▶ Task item: Your answer should be the lines of the material that include the word "mark".

▶ Extracted data:
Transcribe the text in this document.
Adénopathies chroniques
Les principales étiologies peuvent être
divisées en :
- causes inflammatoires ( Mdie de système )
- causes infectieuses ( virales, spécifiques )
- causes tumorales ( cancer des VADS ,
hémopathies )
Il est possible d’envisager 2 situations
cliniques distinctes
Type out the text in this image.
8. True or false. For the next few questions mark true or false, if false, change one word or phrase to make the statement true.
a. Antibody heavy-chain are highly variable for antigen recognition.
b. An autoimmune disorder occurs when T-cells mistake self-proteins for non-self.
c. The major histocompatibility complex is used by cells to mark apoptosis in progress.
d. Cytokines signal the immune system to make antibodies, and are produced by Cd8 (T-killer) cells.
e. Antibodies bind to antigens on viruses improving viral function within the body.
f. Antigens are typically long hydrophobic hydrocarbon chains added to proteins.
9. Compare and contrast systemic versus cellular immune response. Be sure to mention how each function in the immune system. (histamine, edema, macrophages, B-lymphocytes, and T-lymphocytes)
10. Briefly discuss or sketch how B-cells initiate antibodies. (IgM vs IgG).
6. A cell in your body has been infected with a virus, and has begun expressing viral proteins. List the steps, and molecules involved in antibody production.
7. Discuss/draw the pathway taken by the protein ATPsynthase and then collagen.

▶ Exercise solution:
8. True or false. For the next few questions mark true or false, if false, change one word or phrase to make the statement true.
c. The major histocompatibility complex is used by cells to mark apoptosis in progress.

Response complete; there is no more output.